== The task ==
Write the data out again, character for character, with no images.

──────── Given records ────────

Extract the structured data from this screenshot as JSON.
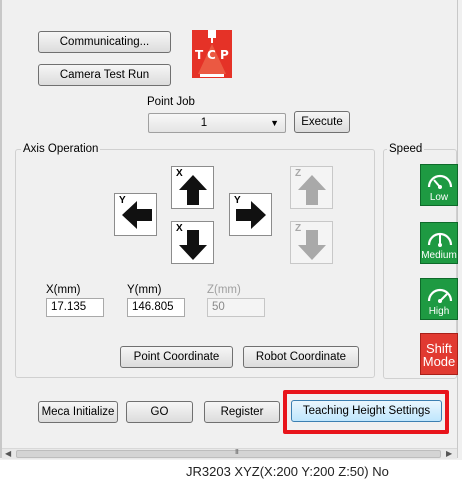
{
  "buttons": {
    "communicating": "Communicating...",
    "camera_test_run": "Camera Test Run",
    "execute": "Execute",
    "point_coordinate": "Point Coordinate",
    "robot_coordinate": "Robot Coordinate",
    "meca_initialize": "Meca Initialize",
    "go": "GO",
    "register": "Register",
    "teaching_height_settings": "Teaching Height Settings"
  },
  "logo": {
    "text": "TCP",
    "color": "#e53227"
  },
  "point_job": {
    "label": "Point Job",
    "selected": "1"
  },
  "axis_operation": {
    "label": "Axis Operation",
    "jog": {
      "x_plus": "X",
      "x_minus": "X",
      "y_minus": "Y",
      "y_plus": "Y",
      "z_plus": "Z",
      "z_minus": "Z"
    },
    "fields": {
      "x": {
        "label": "X(mm)",
        "value": "17.135"
      },
      "y": {
        "label": "Y(mm)",
        "value": "146.805"
      },
      "z": {
        "label": "Z(mm)",
        "value": "50"
      }
    }
  },
  "speed": {
    "label": "Speed",
    "low": "Low",
    "medium": "Medium",
    "high": "High",
    "shift_line1": "Shift",
    "shift_line2": "Mode",
    "color": "#1e9a42",
    "shift_color": "#e13a31"
  },
  "icons": [
    "left-arrow-icon",
    "up-arrow-icon",
    "down-arrow-icon",
    "right-arrow-icon",
    "speedometer-icon",
    "dropdown-caret-icon"
  ],
  "scrollbar": {
    "grip": "III"
  },
  "status_bar": {
    "text": "JR3203 XYZ(X:200 Y:200 Z:50) No"
  }
}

────────

== Exercise solution ==
Extract the structured data from this screenshot as JSON.
{
  "buttons": {
    "communicating": "Communicating...",
    "camera_test_run": "Camera Test Run",
    "execute": "Execute",
    "point_coordinate": "Point Coordinate",
    "robot_coordinate": "Robot Coordinate",
    "meca_initialize": "Meca Initialize",
    "go": "GO",
    "register": "Register",
    "teaching_height_settings": "Teaching Height Settings"
  },
  "logo": {
    "text": "TCP",
    "color": "#e53227"
  },
  "point_job": {
    "label": "Point Job",
    "selected": "1"
  },
  "axis_operation": {
    "label": "Axis Operation",
    "jog": {
      "x_plus": "X",
      "x_minus": "X",
      "y_minus": "Y",
      "y_plus": "Y",
      "z_plus": "Z",
      "z_minus": "Z"
    },
    "fields": {
      "x": {
        "label": "X(mm)",
        "value": "17.135"
      },
      "y": {
        "label": "Y(mm)",
        "value": "146.805"
      },
      "z": {
        "label": "Z(mm)",
        "value": "50"
      }
    }
  },
  "speed": {
    "label": "Speed",
    "low": "Low",
    "medium": "Medium",
    "high": "High",
    "shift_line1": "Shift",
    "shift_line2": "Mode",
    "color": "#1e9a42",
    "shift_color": "#e13a31"
  },
  "icons": [
    "left-arrow-icon",
    "up-arrow-icon",
    "down-arrow-icon",
    "right-arrow-icon",
    "speedometer-icon",
    "dropdown-caret-icon"
  ],
  "scrollbar": {
    "grip": "III"
  },
  "status_bar": {
    "text": "JR3203 XYZ(X:200 Y:200 Z:50) No"
  }
}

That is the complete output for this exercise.